-- Supplied material --
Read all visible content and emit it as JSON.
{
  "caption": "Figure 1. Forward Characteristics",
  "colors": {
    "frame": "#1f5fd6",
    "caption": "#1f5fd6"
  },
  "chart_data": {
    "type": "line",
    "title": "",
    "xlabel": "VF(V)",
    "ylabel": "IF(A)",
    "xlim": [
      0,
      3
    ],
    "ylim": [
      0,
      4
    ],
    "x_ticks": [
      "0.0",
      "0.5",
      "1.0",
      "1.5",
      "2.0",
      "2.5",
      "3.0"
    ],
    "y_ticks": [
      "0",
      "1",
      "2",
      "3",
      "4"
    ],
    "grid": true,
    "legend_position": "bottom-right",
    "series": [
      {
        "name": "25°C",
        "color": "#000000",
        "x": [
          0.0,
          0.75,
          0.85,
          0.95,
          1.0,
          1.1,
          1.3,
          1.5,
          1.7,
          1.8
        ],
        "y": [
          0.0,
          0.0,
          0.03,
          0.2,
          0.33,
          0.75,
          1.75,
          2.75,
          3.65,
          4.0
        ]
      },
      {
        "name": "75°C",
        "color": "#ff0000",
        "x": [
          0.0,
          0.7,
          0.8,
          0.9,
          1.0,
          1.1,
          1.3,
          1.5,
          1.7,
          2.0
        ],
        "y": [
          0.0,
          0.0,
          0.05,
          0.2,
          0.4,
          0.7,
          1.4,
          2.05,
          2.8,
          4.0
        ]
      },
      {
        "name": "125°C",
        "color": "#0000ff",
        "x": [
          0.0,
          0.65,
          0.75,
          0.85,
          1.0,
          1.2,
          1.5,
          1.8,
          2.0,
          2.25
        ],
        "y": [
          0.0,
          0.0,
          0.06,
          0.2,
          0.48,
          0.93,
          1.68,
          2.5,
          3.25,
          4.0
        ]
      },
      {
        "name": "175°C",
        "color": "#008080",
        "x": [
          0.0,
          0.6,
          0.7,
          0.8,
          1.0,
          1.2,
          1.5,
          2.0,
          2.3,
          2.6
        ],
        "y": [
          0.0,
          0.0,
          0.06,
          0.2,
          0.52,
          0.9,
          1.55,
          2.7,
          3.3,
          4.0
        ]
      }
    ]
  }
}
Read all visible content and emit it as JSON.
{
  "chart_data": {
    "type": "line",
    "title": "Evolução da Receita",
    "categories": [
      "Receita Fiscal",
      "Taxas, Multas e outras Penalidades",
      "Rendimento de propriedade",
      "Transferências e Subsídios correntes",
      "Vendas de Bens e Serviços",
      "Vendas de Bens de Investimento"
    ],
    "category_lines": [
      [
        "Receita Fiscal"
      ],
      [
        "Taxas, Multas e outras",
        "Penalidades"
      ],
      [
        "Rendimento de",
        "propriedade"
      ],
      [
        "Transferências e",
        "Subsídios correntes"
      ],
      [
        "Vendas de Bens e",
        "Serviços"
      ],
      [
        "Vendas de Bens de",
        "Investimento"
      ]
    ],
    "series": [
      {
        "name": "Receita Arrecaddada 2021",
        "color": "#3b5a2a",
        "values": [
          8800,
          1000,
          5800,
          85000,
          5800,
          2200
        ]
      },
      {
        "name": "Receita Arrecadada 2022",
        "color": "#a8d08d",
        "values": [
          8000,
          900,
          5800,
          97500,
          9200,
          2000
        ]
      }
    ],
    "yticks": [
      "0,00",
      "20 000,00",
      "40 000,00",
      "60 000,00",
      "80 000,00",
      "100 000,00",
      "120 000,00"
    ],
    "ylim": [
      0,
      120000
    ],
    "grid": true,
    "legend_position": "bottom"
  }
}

-- Direction --
Reproduce each entry above exactly, keeping every word.

-- Expected answer --
Read all visible content and emit it as JSON.
{
  "caption": "Figure 1. Forward Characteristics",
  "colors": {
    "frame": "#1f5fd6",
    "caption": "#1f5fd6"
  },
  "chart_data": {
    "type": "line",
    "title": "",
    "xlabel": "VF(V)",
    "ylabel": "IF(A)",
    "xlim": [
      0,
      3
    ],
    "ylim": [
      0,
      4
    ],
    "x_ticks": [
      "0.0",
      "0.5",
      "1.0",
      "1.5",
      "2.0",
      "2.5",
      "3.0"
    ],
    "y_ticks": [
      "0",
      "1",
      "2",
      "3",
      "4"
    ],
    "grid": true,
    "legend_position": "bottom-right",
    "series": [
      {
        "name": "25°C",
        "color": "#000000",
        "x": [
          0.0,
          0.75,
          0.85,
          0.95,
          1.0,
          1.1,
          1.3,
          1.5,
          1.7,
          1.8
        ],
        "y": [
          0.0,
          0.0,
          0.03,
          0.2,
          0.33,
          0.75,
          1.75,
          2.75,
          3.65,
          4.0
        ]
      },
      {
        "name": "75°C",
        "color": "#ff0000",
        "x": [
          0.0,
          0.7,
          0.8,
          0.9,
          1.0,
          1.1,
          1.3,
          1.5,
          1.7,
          2.0
        ],
        "y": [
          0.0,
          0.0,
          0.05,
          0.2,
          0.4,
          0.7,
          1.4,
          2.05,
          2.8,
          4.0
        ]
      },
      {
        "name": "125°C",
        "color": "#0000ff",
        "x": [
          0.0,
          0.65,
          0.75,
          0.85,
          1.0,
          1.2,
          1.5,
          1.8,
          2.0,
          2.25
        ],
        "y": [
          0.0,
          0.0,
          0.06,
          0.2,
          0.48,
          0.93,
          1.68,
          2.5,
          3.25,
          4.0
        ]
      },
      {
        "name": "175°C",
        "color": "#008080",
        "x": [
          0.0,
          0.6,
          0.7,
          0.8,
          1.0,
          1.2,
          1.5,
          2.0,
          2.3,
          2.6
        ],
        "y": [
          0.0,
          0.0,
          0.06,
          0.2,
          0.52,
          0.9,
          1.55,
          2.7,
          3.3,
          4.0
        ]
      }
    ]
  }
}
Read all visible content and emit it as JSON.
{
  "chart_data": {
    "type": "line",
    "title": "Evolução da Receita",
    "categories": [
      "Receita Fiscal",
      "Taxas, Multas e outras Penalidades",
      "Rendimento de propriedade",
      "Transferências e Subsídios correntes",
      "Vendas de Bens e Serviços",
      "Vendas de Bens de Investimento"
    ],
    "category_lines": [
      [
        "Receita Fiscal"
      ],
      [
        "Taxas, Multas e outras",
        "Penalidades"
      ],
      [
        "Rendimento de",
        "propriedade"
      ],
      [
        "Transferências e",
        "Subsídios correntes"
      ],
      [
        "Vendas de Bens e",
        "Serviços"
      ],
      [
        "Vendas de Bens de",
        "Investimento"
      ]
    ],
    "series": [
      {
        "name": "Receita Arrecaddada 2021",
        "color": "#3b5a2a",
        "values": [
          8800,
          1000,
          5800,
          85000,
          5800,
          2200
        ]
      },
      {
        "name": "Receita Arrecadada 2022",
        "color": "#a8d08d",
        "values": [
          8000,
          900,
          5800,
          97500,
          9200,
          2000
        ]
      }
    ],
    "yticks": [
      "0,00",
      "20 000,00",
      "40 000,00",
      "60 000,00",
      "80 000,00",
      "100 000,00",
      "120 000,00"
    ],
    "ylim": [
      0,
      120000
    ],
    "grid": true,
    "legend_position": "bottom"
  }
}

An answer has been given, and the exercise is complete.